GOAL OF THE EXERCISE: Transcribe every line of the records verbatim.

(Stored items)
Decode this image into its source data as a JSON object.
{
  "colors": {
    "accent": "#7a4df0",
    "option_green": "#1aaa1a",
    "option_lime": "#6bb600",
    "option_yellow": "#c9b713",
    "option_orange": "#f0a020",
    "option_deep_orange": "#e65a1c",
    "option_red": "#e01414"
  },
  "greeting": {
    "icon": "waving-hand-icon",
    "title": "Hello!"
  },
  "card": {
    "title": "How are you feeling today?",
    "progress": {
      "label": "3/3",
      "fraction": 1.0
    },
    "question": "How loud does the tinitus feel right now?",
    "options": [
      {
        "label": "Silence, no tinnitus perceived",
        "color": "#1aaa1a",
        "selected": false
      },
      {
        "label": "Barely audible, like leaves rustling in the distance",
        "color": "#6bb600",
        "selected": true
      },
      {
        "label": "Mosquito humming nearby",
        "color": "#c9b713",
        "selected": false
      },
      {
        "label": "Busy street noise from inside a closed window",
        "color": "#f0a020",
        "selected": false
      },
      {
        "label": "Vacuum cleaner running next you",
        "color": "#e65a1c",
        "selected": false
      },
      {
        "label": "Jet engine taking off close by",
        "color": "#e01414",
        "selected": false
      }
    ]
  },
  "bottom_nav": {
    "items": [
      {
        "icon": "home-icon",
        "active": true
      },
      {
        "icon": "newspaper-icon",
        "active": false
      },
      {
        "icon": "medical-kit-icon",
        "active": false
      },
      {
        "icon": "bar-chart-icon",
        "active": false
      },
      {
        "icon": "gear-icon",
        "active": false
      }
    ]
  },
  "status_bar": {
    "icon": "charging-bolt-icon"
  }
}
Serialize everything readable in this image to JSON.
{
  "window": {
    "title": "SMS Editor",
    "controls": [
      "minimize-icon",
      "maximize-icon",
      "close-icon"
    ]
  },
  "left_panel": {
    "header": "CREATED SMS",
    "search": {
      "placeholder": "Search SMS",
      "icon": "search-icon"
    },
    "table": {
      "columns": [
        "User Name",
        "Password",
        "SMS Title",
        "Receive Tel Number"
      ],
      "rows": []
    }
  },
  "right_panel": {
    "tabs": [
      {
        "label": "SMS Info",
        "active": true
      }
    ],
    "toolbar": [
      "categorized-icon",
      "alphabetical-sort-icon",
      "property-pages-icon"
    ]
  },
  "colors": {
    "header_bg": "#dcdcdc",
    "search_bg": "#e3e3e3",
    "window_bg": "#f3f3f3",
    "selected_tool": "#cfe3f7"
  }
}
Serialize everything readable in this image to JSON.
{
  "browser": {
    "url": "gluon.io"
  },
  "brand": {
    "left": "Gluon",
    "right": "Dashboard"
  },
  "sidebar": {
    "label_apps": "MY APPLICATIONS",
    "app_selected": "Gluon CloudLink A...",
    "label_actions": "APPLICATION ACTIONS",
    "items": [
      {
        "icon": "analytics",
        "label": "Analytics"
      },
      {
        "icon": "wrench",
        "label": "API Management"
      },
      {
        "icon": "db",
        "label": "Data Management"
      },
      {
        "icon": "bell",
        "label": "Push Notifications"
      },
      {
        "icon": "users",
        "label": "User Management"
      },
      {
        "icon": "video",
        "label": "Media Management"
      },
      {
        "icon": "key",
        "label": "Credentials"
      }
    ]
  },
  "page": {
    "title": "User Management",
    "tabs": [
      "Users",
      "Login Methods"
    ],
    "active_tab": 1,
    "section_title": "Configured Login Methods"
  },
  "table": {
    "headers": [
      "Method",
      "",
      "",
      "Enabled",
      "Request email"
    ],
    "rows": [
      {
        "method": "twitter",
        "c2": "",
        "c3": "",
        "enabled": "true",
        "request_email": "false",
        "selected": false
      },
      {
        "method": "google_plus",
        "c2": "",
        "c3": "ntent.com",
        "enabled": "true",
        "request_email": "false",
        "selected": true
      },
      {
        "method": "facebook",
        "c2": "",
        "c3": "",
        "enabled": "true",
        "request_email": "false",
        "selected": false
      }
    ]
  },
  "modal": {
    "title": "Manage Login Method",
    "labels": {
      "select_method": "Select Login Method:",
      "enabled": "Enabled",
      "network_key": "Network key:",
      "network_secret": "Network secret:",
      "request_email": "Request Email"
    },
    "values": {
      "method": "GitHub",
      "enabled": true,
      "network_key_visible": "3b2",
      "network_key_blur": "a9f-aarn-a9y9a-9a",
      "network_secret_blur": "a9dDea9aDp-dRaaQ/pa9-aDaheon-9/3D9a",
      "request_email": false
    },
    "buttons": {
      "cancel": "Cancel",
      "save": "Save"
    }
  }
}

SOLUTION:
Decode this image into its source data as a JSON object.
{
  "colors": {
    "accent": "#7a4df0",
    "option_green": "#1aaa1a",
    "option_lime": "#6bb600",
    "option_yellow": "#c9b713",
    "option_orange": "#f0a020",
    "option_deep_orange": "#e65a1c",
    "option_red": "#e01414"
  },
  "greeting": {
    "icon": "waving-hand-icon",
    "title": "Hello!"
  },
  "card": {
    "title": "How are you feeling today?",
    "progress": {
      "label": "3/3",
      "fraction": 1.0
    },
    "question": "How loud does the tinitus feel right now?",
    "options": [
      {
        "label": "Silence, no tinnitus perceived",
        "color": "#1aaa1a",
        "selected": false
      },
      {
        "label": "Barely audible, like leaves rustling in the distance",
        "color": "#6bb600",
        "selected": true
      },
      {
        "label": "Mosquito humming nearby",
        "color": "#c9b713",
        "selected": false
      },
      {
        "label": "Busy street noise from inside a closed window",
        "color": "#f0a020",
        "selected": false
      },
      {
        "label": "Vacuum cleaner running next you",
        "color": "#e65a1c",
        "selected": false
      },
      {
        "label": "Jet engine taking off close by",
        "color": "#e01414",
        "selected": false
      }
    ]
  },
  "bottom_nav": {
    "items": [
      {
        "icon": "home-icon",
        "active": true
      },
      {
        "icon": "newspaper-icon",
        "active": false
      },
      {
        "icon": "medical-kit-icon",
        "active": false
      },
      {
        "icon": "bar-chart-icon",
        "active": false
      },
      {
        "icon": "gear-icon",
        "active": false
      }
    ]
  },
  "status_bar": {
    "icon": "charging-bolt-icon"
  }
}
Serialize everything readable in this image to JSON.
{
  "window": {
    "title": "SMS Editor",
    "controls": [
      "minimize-icon",
      "maximize-icon",
      "close-icon"
    ]
  },
  "left_panel": {
    "header": "CREATED SMS",
    "search": {
      "placeholder": "Search SMS",
      "icon": "search-icon"
    },
    "table": {
      "columns": [
        "User Name",
        "Password",
        "SMS Title",
        "Receive Tel Number"
      ],
      "rows": []
    }
  },
  "right_panel": {
    "tabs": [
      {
        "label": "SMS Info",
        "active": true
      }
    ],
    "toolbar": [
      "categorized-icon",
      "alphabetical-sort-icon",
      "property-pages-icon"
    ]
  },
  "colors": {
    "header_bg": "#dcdcdc",
    "search_bg": "#e3e3e3",
    "window_bg": "#f3f3f3",
    "selected_tool": "#cfe3f7"
  }
}
Serialize everything readable in this image to JSON.
{
  "browser": {
    "url": "gluon.io"
  },
  "brand": {
    "left": "Gluon",
    "right": "Dashboard"
  },
  "sidebar": {
    "label_apps": "MY APPLICATIONS",
    "app_selected": "Gluon CloudLink A...",
    "label_actions": "APPLICATION ACTIONS",
    "items": [
      {
        "icon": "analytics",
        "label": "Analytics"
      },
      {
        "icon": "wrench",
        "label": "API Management"
      },
      {
        "icon": "db",
        "label": "Data Management"
      },
      {
        "icon": "bell",
        "label": "Push Notifications"
      },
      {
        "icon": "users",
        "label": "User Management"
      },
      {
        "icon": "video",
        "label": "Media Management"
      },
      {
        "icon": "key",
        "label": "Credentials"
      }
    ]
  },
  "page": {
    "title": "User Management",
    "tabs": [
      "Users",
      "Login Methods"
    ],
    "active_tab": 1,
    "section_title": "Configured Login Methods"
  },
  "table": {
    "headers": [
      "Method",
      "",
      "",
      "Enabled",
      "Request email"
    ],
    "rows": [
      {
        "method": "twitter",
        "c2": "",
        "c3": "",
        "enabled": "true",
        "request_email": "false",
        "selected": false
      },
      {
        "method": "google_plus",
        "c2": "",
        "c3": "ntent.com",
        "enabled": "true",
        "request_email": "false",
        "selected": true
      },
      {
        "method": "facebook",
        "c2": "",
        "c3": "",
        "enabled": "true",
        "request_email": "false",
        "selected": false
      }
    ]
  },
  "modal": {
    "title": "Manage Login Method",
    "labels": {
      "select_method": "Select Login Method:",
      "enabled": "Enabled",
      "network_key": "Network key:",
      "network_secret": "Network secret:",
      "request_email": "Request Email"
    },
    "values": {
      "method": "GitHub",
      "enabled": true,
      "network_key_visible": "3b2",
      "network_key_blur": "a9f-aarn-a9y9a-9a",
      "network_secret_blur": "a9dDea9aDp-dRaaQ/pa9-aDaheon-9/3D9a",
      "request_email": false
    },
    "buttons": {
      "cancel": "Cancel",
      "save": "Save"
    }
  }
}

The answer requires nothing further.